**YOUR INSTRUCTIONS**
Return all of the entries exactly, with nothing added or left out.

**RECORDS SUPPLIED**
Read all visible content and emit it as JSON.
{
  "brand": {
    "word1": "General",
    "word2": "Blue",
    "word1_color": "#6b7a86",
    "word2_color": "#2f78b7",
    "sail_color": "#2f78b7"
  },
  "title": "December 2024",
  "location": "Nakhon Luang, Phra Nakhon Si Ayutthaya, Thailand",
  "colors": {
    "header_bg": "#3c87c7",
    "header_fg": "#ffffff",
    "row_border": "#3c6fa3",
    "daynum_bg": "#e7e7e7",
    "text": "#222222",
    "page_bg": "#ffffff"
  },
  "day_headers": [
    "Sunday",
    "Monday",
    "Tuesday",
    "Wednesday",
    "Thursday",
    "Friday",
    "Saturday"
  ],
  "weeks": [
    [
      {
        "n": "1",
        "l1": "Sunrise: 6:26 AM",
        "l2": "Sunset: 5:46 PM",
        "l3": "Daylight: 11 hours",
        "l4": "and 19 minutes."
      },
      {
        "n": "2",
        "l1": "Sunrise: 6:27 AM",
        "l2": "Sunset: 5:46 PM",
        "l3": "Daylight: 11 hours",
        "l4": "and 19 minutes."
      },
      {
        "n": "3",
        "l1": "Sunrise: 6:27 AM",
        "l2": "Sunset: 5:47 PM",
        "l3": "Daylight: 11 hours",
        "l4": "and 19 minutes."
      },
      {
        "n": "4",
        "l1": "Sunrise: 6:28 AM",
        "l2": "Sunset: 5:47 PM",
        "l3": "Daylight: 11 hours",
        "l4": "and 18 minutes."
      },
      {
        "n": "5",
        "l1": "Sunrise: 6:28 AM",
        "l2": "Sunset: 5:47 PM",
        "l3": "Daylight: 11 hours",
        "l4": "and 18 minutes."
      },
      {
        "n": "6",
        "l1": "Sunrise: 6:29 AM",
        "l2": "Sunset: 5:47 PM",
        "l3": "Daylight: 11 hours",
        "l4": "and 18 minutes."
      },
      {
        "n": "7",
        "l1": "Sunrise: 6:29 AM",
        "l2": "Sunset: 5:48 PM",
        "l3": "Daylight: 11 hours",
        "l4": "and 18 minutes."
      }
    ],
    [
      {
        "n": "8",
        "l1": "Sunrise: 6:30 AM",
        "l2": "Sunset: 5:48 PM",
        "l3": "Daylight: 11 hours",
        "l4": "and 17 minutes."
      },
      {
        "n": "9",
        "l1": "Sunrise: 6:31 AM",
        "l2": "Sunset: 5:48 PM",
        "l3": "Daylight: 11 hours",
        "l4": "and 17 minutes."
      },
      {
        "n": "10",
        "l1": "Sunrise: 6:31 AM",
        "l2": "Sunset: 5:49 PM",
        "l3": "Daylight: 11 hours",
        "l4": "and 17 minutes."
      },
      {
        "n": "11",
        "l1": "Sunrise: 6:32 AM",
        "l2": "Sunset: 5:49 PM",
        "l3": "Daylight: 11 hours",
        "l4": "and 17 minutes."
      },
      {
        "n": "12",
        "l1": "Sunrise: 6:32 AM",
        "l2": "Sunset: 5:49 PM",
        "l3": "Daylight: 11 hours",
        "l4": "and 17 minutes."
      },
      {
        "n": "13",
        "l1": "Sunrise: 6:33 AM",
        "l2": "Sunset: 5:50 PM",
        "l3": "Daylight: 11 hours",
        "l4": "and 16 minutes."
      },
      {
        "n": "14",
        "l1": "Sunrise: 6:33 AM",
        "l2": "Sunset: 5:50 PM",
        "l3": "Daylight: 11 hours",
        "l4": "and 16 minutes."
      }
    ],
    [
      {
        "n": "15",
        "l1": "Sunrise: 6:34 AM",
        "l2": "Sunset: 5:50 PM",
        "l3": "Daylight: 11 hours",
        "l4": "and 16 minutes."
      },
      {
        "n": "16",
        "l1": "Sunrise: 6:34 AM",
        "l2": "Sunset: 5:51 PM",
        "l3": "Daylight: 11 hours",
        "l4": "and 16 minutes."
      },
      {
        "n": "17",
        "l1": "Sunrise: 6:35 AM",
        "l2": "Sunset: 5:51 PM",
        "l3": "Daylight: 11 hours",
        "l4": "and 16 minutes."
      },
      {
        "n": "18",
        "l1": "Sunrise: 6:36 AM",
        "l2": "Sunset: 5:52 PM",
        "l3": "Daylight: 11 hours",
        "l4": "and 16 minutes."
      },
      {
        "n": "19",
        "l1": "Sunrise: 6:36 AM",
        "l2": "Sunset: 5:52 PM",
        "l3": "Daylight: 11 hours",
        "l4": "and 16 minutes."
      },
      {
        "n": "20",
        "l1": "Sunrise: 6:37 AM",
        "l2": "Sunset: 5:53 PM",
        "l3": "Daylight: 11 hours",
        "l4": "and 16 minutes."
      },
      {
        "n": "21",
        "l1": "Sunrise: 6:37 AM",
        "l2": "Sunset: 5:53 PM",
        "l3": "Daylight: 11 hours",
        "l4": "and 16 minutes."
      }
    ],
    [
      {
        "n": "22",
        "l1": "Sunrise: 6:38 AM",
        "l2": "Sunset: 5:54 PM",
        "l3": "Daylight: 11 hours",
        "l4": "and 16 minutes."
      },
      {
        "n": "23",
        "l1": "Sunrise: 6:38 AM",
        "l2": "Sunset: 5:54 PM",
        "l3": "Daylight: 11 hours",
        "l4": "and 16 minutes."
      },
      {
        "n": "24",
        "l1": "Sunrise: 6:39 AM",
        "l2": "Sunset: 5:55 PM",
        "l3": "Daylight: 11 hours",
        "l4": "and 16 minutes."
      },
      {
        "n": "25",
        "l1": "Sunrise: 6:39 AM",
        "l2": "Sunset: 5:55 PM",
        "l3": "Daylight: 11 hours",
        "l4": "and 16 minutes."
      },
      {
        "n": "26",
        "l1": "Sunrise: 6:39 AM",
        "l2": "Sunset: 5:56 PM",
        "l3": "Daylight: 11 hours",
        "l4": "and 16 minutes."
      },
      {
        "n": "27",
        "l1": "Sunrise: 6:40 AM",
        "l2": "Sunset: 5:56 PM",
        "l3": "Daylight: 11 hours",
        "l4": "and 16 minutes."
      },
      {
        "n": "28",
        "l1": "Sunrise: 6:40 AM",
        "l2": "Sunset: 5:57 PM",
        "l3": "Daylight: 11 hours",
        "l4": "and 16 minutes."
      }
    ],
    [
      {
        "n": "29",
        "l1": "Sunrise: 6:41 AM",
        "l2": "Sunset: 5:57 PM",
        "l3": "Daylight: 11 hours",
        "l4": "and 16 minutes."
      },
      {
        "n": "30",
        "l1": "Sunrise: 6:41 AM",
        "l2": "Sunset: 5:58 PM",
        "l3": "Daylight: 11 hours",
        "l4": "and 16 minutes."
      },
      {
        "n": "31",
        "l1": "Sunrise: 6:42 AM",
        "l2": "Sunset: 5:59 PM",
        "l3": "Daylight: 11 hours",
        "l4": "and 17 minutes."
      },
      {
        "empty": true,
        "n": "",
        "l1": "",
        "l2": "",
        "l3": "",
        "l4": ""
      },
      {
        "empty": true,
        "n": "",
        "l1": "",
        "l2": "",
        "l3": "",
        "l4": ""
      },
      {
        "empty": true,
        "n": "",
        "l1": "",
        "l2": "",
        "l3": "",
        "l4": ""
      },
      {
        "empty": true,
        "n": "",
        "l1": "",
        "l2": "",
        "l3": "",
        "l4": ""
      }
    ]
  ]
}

**EXPECTED OUTPUT**
Read all visible content and emit it as JSON.
{
  "brand": {
    "word1": "General",
    "word2": "Blue",
    "word1_color": "#6b7a86",
    "word2_color": "#2f78b7",
    "sail_color": "#2f78b7"
  },
  "title": "December 2024",
  "location": "Nakhon Luang, Phra Nakhon Si Ayutthaya, Thailand",
  "colors": {
    "header_bg": "#3c87c7",
    "header_fg": "#ffffff",
    "row_border": "#3c6fa3",
    "daynum_bg": "#e7e7e7",
    "text": "#222222",
    "page_bg": "#ffffff"
  },
  "day_headers": [
    "Sunday",
    "Monday",
    "Tuesday",
    "Wednesday",
    "Thursday",
    "Friday",
    "Saturday"
  ],
  "weeks": [
    [
      {
        "n": "1",
        "l1": "Sunrise: 6:26 AM",
        "l2": "Sunset: 5:46 PM",
        "l3": "Daylight: 11 hours",
        "l4": "and 19 minutes."
      },
      {
        "n": "2",
        "l1": "Sunrise: 6:27 AM",
        "l2": "Sunset: 5:46 PM",
        "l3": "Daylight: 11 hours",
        "l4": "and 19 minutes."
      },
      {
        "n": "3",
        "l1": "Sunrise: 6:27 AM",
        "l2": "Sunset: 5:47 PM",
        "l3": "Daylight: 11 hours",
        "l4": "and 19 minutes."
      },
      {
        "n": "4",
        "l1": "Sunrise: 6:28 AM",
        "l2": "Sunset: 5:47 PM",
        "l3": "Daylight: 11 hours",
        "l4": "and 18 minutes."
      },
      {
        "n": "5",
        "l1": "Sunrise: 6:28 AM",
        "l2": "Sunset: 5:47 PM",
        "l3": "Daylight: 11 hours",
        "l4": "and 18 minutes."
      },
      {
        "n": "6",
        "l1": "Sunrise: 6:29 AM",
        "l2": "Sunset: 5:47 PM",
        "l3": "Daylight: 11 hours",
        "l4": "and 18 minutes."
      },
      {
        "n": "7",
        "l1": "Sunrise: 6:29 AM",
        "l2": "Sunset: 5:48 PM",
        "l3": "Daylight: 11 hours",
        "l4": "and 18 minutes."
      }
    ],
    [
      {
        "n": "8",
        "l1": "Sunrise: 6:30 AM",
        "l2": "Sunset: 5:48 PM",
        "l3": "Daylight: 11 hours",
        "l4": "and 17 minutes."
      },
      {
        "n": "9",
        "l1": "Sunrise: 6:31 AM",
        "l2": "Sunset: 5:48 PM",
        "l3": "Daylight: 11 hours",
        "l4": "and 17 minutes."
      },
      {
        "n": "10",
        "l1": "Sunrise: 6:31 AM",
        "l2": "Sunset: 5:49 PM",
        "l3": "Daylight: 11 hours",
        "l4": "and 17 minutes."
      },
      {
        "n": "11",
        "l1": "Sunrise: 6:32 AM",
        "l2": "Sunset: 5:49 PM",
        "l3": "Daylight: 11 hours",
        "l4": "and 17 minutes."
      },
      {
        "n": "12",
        "l1": "Sunrise: 6:32 AM",
        "l2": "Sunset: 5:49 PM",
        "l3": "Daylight: 11 hours",
        "l4": "and 17 minutes."
      },
      {
        "n": "13",
        "l1": "Sunrise: 6:33 AM",
        "l2": "Sunset: 5:50 PM",
        "l3": "Daylight: 11 hours",
        "l4": "and 16 minutes."
      },
      {
        "n": "14",
        "l1": "Sunrise: 6:33 AM",
        "l2": "Sunset: 5:50 PM",
        "l3": "Daylight: 11 hours",
        "l4": "and 16 minutes."
      }
    ],
    [
      {
        "n": "15",
        "l1": "Sunrise: 6:34 AM",
        "l2": "Sunset: 5:50 PM",
        "l3": "Daylight: 11 hours",
        "l4": "and 16 minutes."
      },
      {
        "n": "16",
        "l1": "Sunrise: 6:34 AM",
        "l2": "Sunset: 5:51 PM",
        "l3": "Daylight: 11 hours",
        "l4": "and 16 minutes."
      },
      {
        "n": "17",
        "l1": "Sunrise: 6:35 AM",
        "l2": "Sunset: 5:51 PM",
        "l3": "Daylight: 11 hours",
        "l4": "and 16 minutes."
      },
      {
        "n": "18",
        "l1": "Sunrise: 6:36 AM",
        "l2": "Sunset: 5:52 PM",
        "l3": "Daylight: 11 hours",
        "l4": "and 16 minutes."
      },
      {
        "n": "19",
        "l1": "Sunrise: 6:36 AM",
        "l2": "Sunset: 5:52 PM",
        "l3": "Daylight: 11 hours",
        "l4": "and 16 minutes."
      },
      {
        "n": "20",
        "l1": "Sunrise: 6:37 AM",
        "l2": "Sunset: 5:53 PM",
        "l3": "Daylight: 11 hours",
        "l4": "and 16 minutes."
      },
      {
        "n": "21",
        "l1": "Sunrise: 6:37 AM",
        "l2": "Sunset: 5:53 PM",
        "l3": "Daylight: 11 hours",
        "l4": "and 16 minutes."
      }
    ],
    [
      {
        "n": "22",
        "l1": "Sunrise: 6:38 AM",
        "l2": "Sunset: 5:54 PM",
        "l3": "Daylight: 11 hours",
        "l4": "and 16 minutes."
      },
      {
        "n": "23",
        "l1": "Sunrise: 6:38 AM",
        "l2": "Sunset: 5:54 PM",
        "l3": "Daylight: 11 hours",
        "l4": "and 16 minutes."
      },
      {
        "n": "24",
        "l1": "Sunrise: 6:39 AM",
        "l2": "Sunset: 5:55 PM",
        "l3": "Daylight: 11 hours",
        "l4": "and 16 minutes."
      },
      {
        "n": "25",
        "l1": "Sunrise: 6:39 AM",
        "l2": "Sunset: 5:55 PM",
        "l3": "Daylight: 11 hours",
        "l4": "and 16 minutes."
      },
      {
        "n": "26",
        "l1": "Sunrise: 6:39 AM",
        "l2": "Sunset: 5:56 PM",
        "l3": "Daylight: 11 hours",
        "l4": "and 16 minutes."
      },
      {
        "n": "27",
        "l1": "Sunrise: 6:40 AM",
        "l2": "Sunset: 5:56 PM",
        "l3": "Daylight: 11 hours",
        "l4": "and 16 minutes."
      },
      {
        "n": "28",
        "l1": "Sunrise: 6:40 AM",
        "l2": "Sunset: 5:57 PM",
        "l3": "Daylight: 11 hours",
        "l4": "and 16 minutes."
      }
    ],
    [
      {
        "n": "29",
        "l1": "Sunrise: 6:41 AM",
        "l2": "Sunset: 5:57 PM",
        "l3": "Daylight: 11 hours",
        "l4": "and 16 minutes."
      },
      {
        "n": "30",
        "l1": "Sunrise: 6:41 AM",
        "l2": "Sunset: 5:58 PM",
        "l3": "Daylight: 11 hours",
        "l4": "and 16 minutes."
      },
      {
        "n": "31",
        "l1": "Sunrise: 6:42 AM",
        "l2": "Sunset: 5:59 PM",
        "l3": "Daylight: 11 hours",
        "l4": "and 17 minutes."
      },
      {
        "empty": true,
        "n": "",
        "l1": "",
        "l2": "",
        "l3": "",
        "l4": ""
      },
      {
        "empty": true,
        "n": "",
        "l1": "",
        "l2": "",
        "l3": "",
        "l4": ""
      },
      {
        "empty": true,
        "n": "",
        "l1": "",
        "l2": "",
        "l3": "",
        "l4": ""
      },
      {
        "empty": true,
        "n": "",
        "l1": "",
        "l2": "",
        "l3": "",
        "l4": ""
      }
    ]
  ]
}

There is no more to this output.